Request:
Return the records in full, exactly as given.

— begin Data for this exercise —

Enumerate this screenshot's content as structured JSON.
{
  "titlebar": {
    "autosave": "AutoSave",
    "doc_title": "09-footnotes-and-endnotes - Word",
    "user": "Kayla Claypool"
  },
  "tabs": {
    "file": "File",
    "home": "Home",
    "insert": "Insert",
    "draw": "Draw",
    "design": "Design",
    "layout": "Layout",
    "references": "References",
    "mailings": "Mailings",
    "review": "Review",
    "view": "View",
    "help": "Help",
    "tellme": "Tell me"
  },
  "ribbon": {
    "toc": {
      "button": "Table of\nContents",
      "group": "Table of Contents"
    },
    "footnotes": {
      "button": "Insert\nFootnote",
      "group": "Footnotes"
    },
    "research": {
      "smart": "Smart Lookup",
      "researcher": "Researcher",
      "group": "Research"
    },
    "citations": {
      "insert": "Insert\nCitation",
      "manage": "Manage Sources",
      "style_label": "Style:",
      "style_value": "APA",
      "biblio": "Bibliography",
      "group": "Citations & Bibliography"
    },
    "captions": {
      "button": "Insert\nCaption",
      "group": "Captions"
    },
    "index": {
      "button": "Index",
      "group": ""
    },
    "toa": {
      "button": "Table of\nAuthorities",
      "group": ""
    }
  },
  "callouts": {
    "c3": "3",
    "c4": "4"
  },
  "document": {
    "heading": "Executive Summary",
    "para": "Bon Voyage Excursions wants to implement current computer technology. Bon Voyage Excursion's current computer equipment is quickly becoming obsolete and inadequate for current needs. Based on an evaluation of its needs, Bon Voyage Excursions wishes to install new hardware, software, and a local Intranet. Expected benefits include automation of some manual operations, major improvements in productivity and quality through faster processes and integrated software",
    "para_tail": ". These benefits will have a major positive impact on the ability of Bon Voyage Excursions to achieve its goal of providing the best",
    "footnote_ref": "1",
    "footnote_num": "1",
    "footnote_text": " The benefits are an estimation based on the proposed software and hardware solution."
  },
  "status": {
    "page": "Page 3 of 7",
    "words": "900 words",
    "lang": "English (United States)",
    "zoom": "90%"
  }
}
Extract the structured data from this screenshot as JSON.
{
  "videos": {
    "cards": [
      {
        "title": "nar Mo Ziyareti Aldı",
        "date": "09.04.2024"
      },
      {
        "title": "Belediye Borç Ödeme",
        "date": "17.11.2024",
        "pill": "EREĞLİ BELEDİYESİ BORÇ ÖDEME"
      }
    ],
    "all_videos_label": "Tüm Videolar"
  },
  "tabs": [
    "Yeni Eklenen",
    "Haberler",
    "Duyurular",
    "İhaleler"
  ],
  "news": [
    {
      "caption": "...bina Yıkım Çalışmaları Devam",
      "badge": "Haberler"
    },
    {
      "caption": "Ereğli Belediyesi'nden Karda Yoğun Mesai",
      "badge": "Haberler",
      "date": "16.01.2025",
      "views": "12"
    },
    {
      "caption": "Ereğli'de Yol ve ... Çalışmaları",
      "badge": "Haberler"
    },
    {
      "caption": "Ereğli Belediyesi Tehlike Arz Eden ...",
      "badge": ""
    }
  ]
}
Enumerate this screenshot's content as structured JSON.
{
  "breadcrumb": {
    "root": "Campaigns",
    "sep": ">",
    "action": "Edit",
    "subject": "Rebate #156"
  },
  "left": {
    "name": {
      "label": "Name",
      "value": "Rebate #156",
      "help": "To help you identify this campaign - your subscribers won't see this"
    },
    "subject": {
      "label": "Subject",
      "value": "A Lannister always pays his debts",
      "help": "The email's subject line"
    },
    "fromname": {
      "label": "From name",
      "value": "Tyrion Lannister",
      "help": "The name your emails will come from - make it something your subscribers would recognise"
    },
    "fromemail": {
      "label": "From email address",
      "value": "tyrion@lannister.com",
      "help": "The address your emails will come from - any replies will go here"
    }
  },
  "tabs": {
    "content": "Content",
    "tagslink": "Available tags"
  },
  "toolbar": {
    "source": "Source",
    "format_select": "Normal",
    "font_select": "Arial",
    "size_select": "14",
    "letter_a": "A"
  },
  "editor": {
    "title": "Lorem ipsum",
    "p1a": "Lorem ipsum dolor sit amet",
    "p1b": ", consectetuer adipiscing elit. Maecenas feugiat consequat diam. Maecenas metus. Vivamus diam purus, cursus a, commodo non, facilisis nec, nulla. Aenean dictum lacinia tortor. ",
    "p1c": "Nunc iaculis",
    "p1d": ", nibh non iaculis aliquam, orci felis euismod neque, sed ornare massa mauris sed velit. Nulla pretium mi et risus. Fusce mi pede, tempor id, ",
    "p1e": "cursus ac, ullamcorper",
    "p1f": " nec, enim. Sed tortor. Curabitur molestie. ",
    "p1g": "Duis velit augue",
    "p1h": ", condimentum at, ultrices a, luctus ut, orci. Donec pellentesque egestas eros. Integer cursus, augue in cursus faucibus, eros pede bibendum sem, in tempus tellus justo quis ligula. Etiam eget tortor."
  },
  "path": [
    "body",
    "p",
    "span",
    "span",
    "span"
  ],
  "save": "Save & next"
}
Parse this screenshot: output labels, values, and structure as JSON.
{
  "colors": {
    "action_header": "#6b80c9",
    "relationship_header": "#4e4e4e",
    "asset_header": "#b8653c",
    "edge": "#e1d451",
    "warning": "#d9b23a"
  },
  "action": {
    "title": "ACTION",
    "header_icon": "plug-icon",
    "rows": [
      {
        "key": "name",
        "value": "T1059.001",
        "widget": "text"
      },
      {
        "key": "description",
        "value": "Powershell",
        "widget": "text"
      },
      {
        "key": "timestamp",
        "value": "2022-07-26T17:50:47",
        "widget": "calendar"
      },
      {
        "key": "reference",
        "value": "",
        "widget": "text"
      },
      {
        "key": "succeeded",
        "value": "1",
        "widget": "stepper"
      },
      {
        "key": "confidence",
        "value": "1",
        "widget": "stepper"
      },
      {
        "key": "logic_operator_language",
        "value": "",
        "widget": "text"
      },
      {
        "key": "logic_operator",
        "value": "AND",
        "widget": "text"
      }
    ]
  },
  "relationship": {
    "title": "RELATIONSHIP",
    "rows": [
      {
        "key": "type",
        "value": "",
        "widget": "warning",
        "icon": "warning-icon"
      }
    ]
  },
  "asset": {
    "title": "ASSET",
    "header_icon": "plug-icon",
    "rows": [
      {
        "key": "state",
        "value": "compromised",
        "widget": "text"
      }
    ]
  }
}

— end Data for this exercise —

Solution:
Enumerate this screenshot's content as structured JSON.
{
  "titlebar": {
    "autosave": "AutoSave",
    "doc_title": "09-footnotes-and-endnotes - Word",
    "user": "Kayla Claypool"
  },
  "tabs": {
    "file": "File",
    "home": "Home",
    "insert": "Insert",
    "draw": "Draw",
    "design": "Design",
    "layout": "Layout",
    "references": "References",
    "mailings": "Mailings",
    "review": "Review",
    "view": "View",
    "help": "Help",
    "tellme": "Tell me"
  },
  "ribbon": {
    "toc": {
      "button": "Table of\nContents",
      "group": "Table of Contents"
    },
    "footnotes": {
      "button": "Insert\nFootnote",
      "group": "Footnotes"
    },
    "research": {
      "smart": "Smart Lookup",
      "researcher": "Researcher",
      "group": "Research"
    },
    "citations": {
      "insert": "Insert\nCitation",
      "manage": "Manage Sources",
      "style_label": "Style:",
      "style_value": "APA",
      "biblio": "Bibliography",
      "group": "Citations & Bibliography"
    },
    "captions": {
      "button": "Insert\nCaption",
      "group": "Captions"
    },
    "index": {
      "button": "Index",
      "group": ""
    },
    "toa": {
      "button": "Table of\nAuthorities",
      "group": ""
    }
  },
  "callouts": {
    "c3": "3",
    "c4": "4"
  },
  "document": {
    "heading": "Executive Summary",
    "para": "Bon Voyage Excursions wants to implement current computer technology. Bon Voyage Excursion's current computer equipment is quickly becoming obsolete and inadequate for current needs. Based on an evaluation of its needs, Bon Voyage Excursions wishes to install new hardware, software, and a local Intranet. Expected benefits include automation of some manual operations, major improvements in productivity and quality through faster processes and integrated software",
    "para_tail": ". These benefits will have a major positive impact on the ability of Bon Voyage Excursions to achieve its goal of providing the best",
    "footnote_ref": "1",
    "footnote_num": "1",
    "footnote_text": " The benefits are an estimation based on the proposed software and hardware solution."
  },
  "status": {
    "page": "Page 3 of 7",
    "words": "900 words",
    "lang": "English (United States)",
    "zoom": "90%"
  }
}
Extract the structured data from this screenshot as JSON.
{
  "videos": {
    "cards": [
      {
        "title": "nar Mo Ziyareti Aldı",
        "date": "09.04.2024"
      },
      {
        "title": "Belediye Borç Ödeme",
        "date": "17.11.2024",
        "pill": "EREĞLİ BELEDİYESİ BORÇ ÖDEME"
      }
    ],
    "all_videos_label": "Tüm Videolar"
  },
  "tabs": [
    "Yeni Eklenen",
    "Haberler",
    "Duyurular",
    "İhaleler"
  ],
  "news": [
    {
      "caption": "...bina Yıkım Çalışmaları Devam",
      "badge": "Haberler"
    },
    {
      "caption": "Ereğli Belediyesi'nden Karda Yoğun Mesai",
      "badge": "Haberler",
      "date": "16.01.2025",
      "views": "12"
    },
    {
      "caption": "Ereğli'de Yol ve ... Çalışmaları",
      "badge": "Haberler"
    },
    {
      "caption": "Ereğli Belediyesi Tehlike Arz Eden ...",
      "badge": ""
    }
  ]
}
Enumerate this screenshot's content as structured JSON.
{
  "breadcrumb": {
    "root": "Campaigns",
    "sep": ">",
    "action": "Edit",
    "subject": "Rebate #156"
  },
  "left": {
    "name": {
      "label": "Name",
      "value": "Rebate #156",
      "help": "To help you identify this campaign - your subscribers won't see this"
    },
    "subject": {
      "label": "Subject",
      "value": "A Lannister always pays his debts",
      "help": "The email's subject line"
    },
    "fromname": {
      "label": "From name",
      "value": "Tyrion Lannister",
      "help": "The name your emails will come from - make it something your subscribers would recognise"
    },
    "fromemail": {
      "label": "From email address",
      "value": "tyrion@lannister.com",
      "help": "The address your emails will come from - any replies will go here"
    }
  },
  "tabs": {
    "content": "Content",
    "tagslink": "Available tags"
  },
  "toolbar": {
    "source": "Source",
    "format_select": "Normal",
    "font_select": "Arial",
    "size_select": "14",
    "letter_a": "A"
  },
  "editor": {
    "title": "Lorem ipsum",
    "p1a": "Lorem ipsum dolor sit amet",
    "p1b": ", consectetuer adipiscing elit. Maecenas feugiat consequat diam. Maecenas metus. Vivamus diam purus, cursus a, commodo non, facilisis nec, nulla. Aenean dictum lacinia tortor. ",
    "p1c": "Nunc iaculis",
    "p1d": ", nibh non iaculis aliquam, orci felis euismod neque, sed ornare massa mauris sed velit. Nulla pretium mi et risus. Fusce mi pede, tempor id, ",
    "p1e": "cursus ac, ullamcorper",
    "p1f": " nec, enim. Sed tortor. Curabitur molestie. ",
    "p1g": "Duis velit augue",
    "p1h": ", condimentum at, ultrices a, luctus ut, orci. Donec pellentesque egestas eros. Integer cursus, augue in cursus faucibus, eros pede bibendum sem, in tempus tellus justo quis ligula. Etiam eget tortor."
  },
  "path": [
    "body",
    "p",
    "span",
    "span",
    "span"
  ],
  "save": "Save & next"
}
Parse this screenshot: output labels, values, and structure as JSON.
{
  "colors": {
    "action_header": "#6b80c9",
    "relationship_header": "#4e4e4e",
    "asset_header": "#b8653c",
    "edge": "#e1d451",
    "warning": "#d9b23a"
  },
  "action": {
    "title": "ACTION",
    "header_icon": "plug-icon",
    "rows": [
      {
        "key": "name",
        "value": "T1059.001",
        "widget": "text"
      },
      {
        "key": "description",
        "value": "Powershell",
        "widget": "text"
      },
      {
        "key": "timestamp",
        "value": "2022-07-26T17:50:47",
        "widget": "calendar"
      },
      {
        "key": "reference",
        "value": "",
        "widget": "text"
      },
      {
        "key": "succeeded",
        "value": "1",
        "widget": "stepper"
      },
      {
        "key": "confidence",
        "value": "1",
        "widget": "stepper"
      },
      {
        "key": "logic_operator_language",
        "value": "",
        "widget": "text"
      },
      {
        "key": "logic_operator",
        "value": "AND",
        "widget": "text"
      }
    ]
  },
  "relationship": {
    "title": "RELATIONSHIP",
    "rows": [
      {
        "key": "type",
        "value": "",
        "widget": "warning",
        "icon": "warning-icon"
      }
    ]
  },
  "asset": {
    "title": "ASSET",
    "header_icon": "plug-icon",
    "rows": [
      {
        "key": "state",
        "value": "compromised",
        "widget": "text"
      }
    ]
  }
}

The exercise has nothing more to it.